## [EXERCISE]
Recast every line in the items below as a single numbered list, skipping any blank lines.
— start —
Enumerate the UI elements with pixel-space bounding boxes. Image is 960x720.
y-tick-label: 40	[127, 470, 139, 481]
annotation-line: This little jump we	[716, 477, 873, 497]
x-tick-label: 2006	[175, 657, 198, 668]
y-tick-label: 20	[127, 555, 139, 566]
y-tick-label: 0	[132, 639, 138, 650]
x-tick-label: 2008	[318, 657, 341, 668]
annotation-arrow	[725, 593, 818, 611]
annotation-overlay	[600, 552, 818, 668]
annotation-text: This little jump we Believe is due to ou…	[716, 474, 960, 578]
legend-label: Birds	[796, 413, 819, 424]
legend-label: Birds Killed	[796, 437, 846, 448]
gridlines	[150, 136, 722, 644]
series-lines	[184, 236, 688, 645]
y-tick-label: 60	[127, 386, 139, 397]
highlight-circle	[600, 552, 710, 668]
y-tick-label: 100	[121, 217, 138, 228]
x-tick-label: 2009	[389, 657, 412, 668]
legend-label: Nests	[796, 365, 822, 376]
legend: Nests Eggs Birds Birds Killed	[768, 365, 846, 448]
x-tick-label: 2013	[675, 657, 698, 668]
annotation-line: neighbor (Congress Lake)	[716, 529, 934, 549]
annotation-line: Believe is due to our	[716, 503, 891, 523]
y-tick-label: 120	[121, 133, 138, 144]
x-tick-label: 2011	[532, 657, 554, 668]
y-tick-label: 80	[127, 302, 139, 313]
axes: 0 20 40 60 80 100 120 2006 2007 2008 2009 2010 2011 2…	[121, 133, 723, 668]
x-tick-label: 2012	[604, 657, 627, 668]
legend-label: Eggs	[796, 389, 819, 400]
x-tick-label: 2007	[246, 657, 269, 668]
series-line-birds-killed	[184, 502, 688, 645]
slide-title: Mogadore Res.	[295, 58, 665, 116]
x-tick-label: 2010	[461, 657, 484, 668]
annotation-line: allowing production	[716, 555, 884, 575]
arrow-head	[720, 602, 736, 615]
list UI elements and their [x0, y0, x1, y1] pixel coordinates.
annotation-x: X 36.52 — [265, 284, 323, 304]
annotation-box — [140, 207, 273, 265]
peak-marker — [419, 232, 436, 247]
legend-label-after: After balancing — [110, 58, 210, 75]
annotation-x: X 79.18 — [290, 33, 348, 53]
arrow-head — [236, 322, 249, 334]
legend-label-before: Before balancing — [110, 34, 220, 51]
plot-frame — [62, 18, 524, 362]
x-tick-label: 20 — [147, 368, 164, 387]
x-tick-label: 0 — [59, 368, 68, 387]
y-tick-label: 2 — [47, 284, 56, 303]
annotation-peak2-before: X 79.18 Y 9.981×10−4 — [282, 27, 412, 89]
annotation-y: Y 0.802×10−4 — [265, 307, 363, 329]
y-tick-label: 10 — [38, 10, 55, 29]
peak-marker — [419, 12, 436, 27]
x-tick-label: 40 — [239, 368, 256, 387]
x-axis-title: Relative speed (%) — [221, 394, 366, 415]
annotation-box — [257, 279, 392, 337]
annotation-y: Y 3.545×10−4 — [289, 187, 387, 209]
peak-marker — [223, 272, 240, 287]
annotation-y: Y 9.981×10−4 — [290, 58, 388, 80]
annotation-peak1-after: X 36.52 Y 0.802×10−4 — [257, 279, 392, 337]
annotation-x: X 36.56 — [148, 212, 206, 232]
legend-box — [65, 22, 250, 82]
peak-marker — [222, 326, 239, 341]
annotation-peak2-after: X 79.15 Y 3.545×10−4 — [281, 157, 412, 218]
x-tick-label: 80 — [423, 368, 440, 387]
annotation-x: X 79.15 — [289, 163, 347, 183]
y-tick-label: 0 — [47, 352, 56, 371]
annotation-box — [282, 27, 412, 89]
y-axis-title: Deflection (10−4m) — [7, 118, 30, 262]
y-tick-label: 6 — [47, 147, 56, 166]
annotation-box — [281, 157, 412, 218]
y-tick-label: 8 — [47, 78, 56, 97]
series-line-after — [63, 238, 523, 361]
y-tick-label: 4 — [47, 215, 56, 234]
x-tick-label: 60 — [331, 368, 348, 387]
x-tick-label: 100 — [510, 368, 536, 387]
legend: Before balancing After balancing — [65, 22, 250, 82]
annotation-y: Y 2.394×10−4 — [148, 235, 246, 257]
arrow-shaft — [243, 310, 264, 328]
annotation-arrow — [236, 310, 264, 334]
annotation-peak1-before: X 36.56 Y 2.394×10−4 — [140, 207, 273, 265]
— end —
## [EXERCISE OUTPUT]
1. Enumerate the UI elements with pixel-space bounding boxes. Image is 960x720.
2. y-tick-label: 40	[127, 470, 139, 481]
3. annotation-line: This little jump we	[716, 477, 873, 497]
4. x-tick-label: 2006	[175, 657, 198, 668]
5. y-tick-label: 20	[127, 555, 139, 566]
6. y-tick-label: 0	[132, 639, 138, 650]
7. x-tick-label: 2008	[318, 657, 341, 668]
8. annotation-arrow	[725, 593, 818, 611]
9. annotation-overlay	[600, 552, 818, 668]
10. annotation-text: This little jump we Believe is due to ou…	[716, 474, 960, 578]
11. legend-label: Birds	[796, 413, 819, 424]
12. legend-label: Birds Killed	[796, 437, 846, 448]
13. gridlines	[150, 136, 722, 644]
14. series-lines	[184, 236, 688, 645]
15. y-tick-label: 60	[127, 386, 139, 397]
16. highlight-circle	[600, 552, 710, 668]
17. y-tick-label: 100	[121, 217, 138, 228]
18. x-tick-label: 2009	[389, 657, 412, 668]
19. legend-label: Nests	[796, 365, 822, 376]
20. legend: Nests Eggs Birds Birds Killed	[768, 365, 846, 448]
21. x-tick-label: 2013	[675, 657, 698, 668]
22. annotation-line: neighbor (Congress Lake)	[716, 529, 934, 549]
23. annotation-line: Believe is due to our	[716, 503, 891, 523]
24. y-tick-label: 120	[121, 133, 138, 144]
25. x-tick-label: 2011	[532, 657, 554, 668]
26. y-tick-label: 80	[127, 302, 139, 313]
27. axes: 0 20 40 60 80 100 120 2006 2007 2008 2009 2010 2011 2…	[121, 133, 723, 668]
28. x-tick-label: 2012	[604, 657, 627, 668]
29. legend-label: Eggs	[796, 389, 819, 400]
30. x-tick-label: 2007	[246, 657, 269, 668]
31. series-line-birds-killed	[184, 502, 688, 645]
32. slide-title: Mogadore Res.	[295, 58, 665, 116]
33. x-tick-label: 2010	[461, 657, 484, 668]
34. annotation-line: allowing production	[716, 555, 884, 575]
35. arrow-head	[720, 602, 736, 615]
36. list UI elements and their [x0, y0, x1, y1] pixel coordinates.
37. annotation-x: X 36.52 — [265, 284, 323, 304]
38. annotation-box — [140, 207, 273, 265]
39. peak-marker — [419, 232, 436, 247]
40. legend-label-after: After balancing — [110, 58, 210, 75]
41. annotation-x: X 79.18 — [290, 33, 348, 53]
42. arrow-head — [236, 322, 249, 334]
43. legend-label-before: Before balancing — [110, 34, 220, 51]
44. plot-frame — [62, 18, 524, 362]
45. x-tick-label: 20 — [147, 368, 164, 387]
46. x-tick-label: 0 — [59, 368, 68, 387]
47. y-tick-label: 2 — [47, 284, 56, 303]
48. annotation-peak2-before: X 79.18 Y 9.981×10−4 — [282, 27, 412, 89]
49. annotation-y: Y 0.802×10−4 — [265, 307, 363, 329]
50. y-tick-label: 10 — [38, 10, 55, 29]
51. peak-marker — [419, 12, 436, 27]
52. x-tick-label: 40 — [239, 368, 256, 387]
53. x-axis-title: Relative speed (%) — [221, 394, 366, 415]
54. annotation-box — [257, 279, 392, 337]
55. annotation-y: Y 3.545×10−4 — [289, 187, 387, 209]
56. peak-marker — [223, 272, 240, 287]
57. annotation-y: Y 9.981×10−4 — [290, 58, 388, 80]
58. annotation-peak1-after: X 36.52 Y 0.802×10−4 — [257, 279, 392, 337]
59. annotation-x: X 36.56 — [148, 212, 206, 232]
60. legend-box — [65, 22, 250, 82]
61. peak-marker — [222, 326, 239, 341]
62. annotation-peak2-after: X 79.15 Y 3.545×10−4 — [281, 157, 412, 218]
63. x-tick-label: 80 — [423, 368, 440, 387]
64. annotation-x: X 79.15 — [289, 163, 347, 183]
65. y-tick-label: 0 — [47, 352, 56, 371]
66. annotation-box — [282, 27, 412, 89]
67. y-axis-title: Deflection (10−4m) — [7, 118, 30, 262]
68. y-tick-label: 6 — [47, 147, 56, 166]
69. annotation-box — [281, 157, 412, 218]
70. y-tick-label: 8 — [47, 78, 56, 97]
71. series-line-after — [63, 238, 523, 361]
72. y-tick-label: 4 — [47, 215, 56, 234]
73. x-tick-label: 60 — [331, 368, 348, 387]
74. x-tick-label: 100 — [510, 368, 536, 387]
75. legend: Before balancing After balancing — [65, 22, 250, 82]
76. annotation-y: Y 2.394×10−4 — [148, 235, 246, 257]
77. arrow-shaft — [243, 310, 264, 328]
78. annotation-arrow — [236, 310, 264, 334]
79. annotation-peak1-before: X 36.56 Y 2.394×10−4 — [140, 207, 273, 265]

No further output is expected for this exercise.